#### WHAT YOU WILL DO:
Return all lines in the material below that contain "this".

Collected data:
▼

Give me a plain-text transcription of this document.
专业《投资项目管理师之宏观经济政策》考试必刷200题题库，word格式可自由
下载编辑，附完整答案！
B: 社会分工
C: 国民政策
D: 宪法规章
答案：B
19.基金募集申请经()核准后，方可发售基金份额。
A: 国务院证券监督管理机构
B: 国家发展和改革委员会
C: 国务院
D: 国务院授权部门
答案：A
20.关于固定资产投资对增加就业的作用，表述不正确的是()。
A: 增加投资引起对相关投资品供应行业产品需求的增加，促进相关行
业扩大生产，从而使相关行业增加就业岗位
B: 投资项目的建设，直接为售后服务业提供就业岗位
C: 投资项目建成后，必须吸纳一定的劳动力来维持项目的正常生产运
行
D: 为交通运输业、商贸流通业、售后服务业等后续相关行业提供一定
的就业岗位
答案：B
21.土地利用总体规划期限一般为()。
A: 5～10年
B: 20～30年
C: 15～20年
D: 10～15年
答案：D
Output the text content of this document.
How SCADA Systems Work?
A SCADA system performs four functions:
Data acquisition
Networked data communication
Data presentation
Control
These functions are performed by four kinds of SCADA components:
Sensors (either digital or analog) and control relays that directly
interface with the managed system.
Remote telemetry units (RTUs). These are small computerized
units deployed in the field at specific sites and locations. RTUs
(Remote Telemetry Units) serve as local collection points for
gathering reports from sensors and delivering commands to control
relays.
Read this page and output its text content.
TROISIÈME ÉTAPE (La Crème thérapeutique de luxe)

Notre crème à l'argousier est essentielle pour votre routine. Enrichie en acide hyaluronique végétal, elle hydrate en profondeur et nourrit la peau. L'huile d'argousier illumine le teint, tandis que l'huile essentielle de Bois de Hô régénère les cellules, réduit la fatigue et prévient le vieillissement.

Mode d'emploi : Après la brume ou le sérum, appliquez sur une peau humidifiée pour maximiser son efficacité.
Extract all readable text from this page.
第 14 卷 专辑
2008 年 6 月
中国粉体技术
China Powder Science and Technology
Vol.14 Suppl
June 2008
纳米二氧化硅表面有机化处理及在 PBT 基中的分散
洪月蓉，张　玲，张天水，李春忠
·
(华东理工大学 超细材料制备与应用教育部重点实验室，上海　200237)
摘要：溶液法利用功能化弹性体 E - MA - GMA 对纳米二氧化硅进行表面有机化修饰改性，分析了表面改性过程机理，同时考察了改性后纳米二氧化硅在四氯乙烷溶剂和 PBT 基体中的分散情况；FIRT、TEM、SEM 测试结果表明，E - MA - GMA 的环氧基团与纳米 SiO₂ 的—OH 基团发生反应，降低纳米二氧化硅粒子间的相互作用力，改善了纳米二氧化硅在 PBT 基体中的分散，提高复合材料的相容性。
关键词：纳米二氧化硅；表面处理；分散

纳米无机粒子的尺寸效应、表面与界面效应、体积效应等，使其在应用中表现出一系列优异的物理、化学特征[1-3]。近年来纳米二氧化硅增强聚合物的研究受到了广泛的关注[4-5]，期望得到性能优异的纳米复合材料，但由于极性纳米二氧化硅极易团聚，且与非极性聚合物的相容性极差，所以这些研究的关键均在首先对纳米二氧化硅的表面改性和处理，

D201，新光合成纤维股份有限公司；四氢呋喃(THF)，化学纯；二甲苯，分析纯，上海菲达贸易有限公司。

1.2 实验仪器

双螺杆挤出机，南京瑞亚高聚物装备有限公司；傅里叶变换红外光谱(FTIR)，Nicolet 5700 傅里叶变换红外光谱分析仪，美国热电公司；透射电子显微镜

▲

#### SOLUTION BELOW:
Give me a plain-text transcription of this document.
Output the text content of this document.
Read this page and output its text content.
Extract all readable text from this page.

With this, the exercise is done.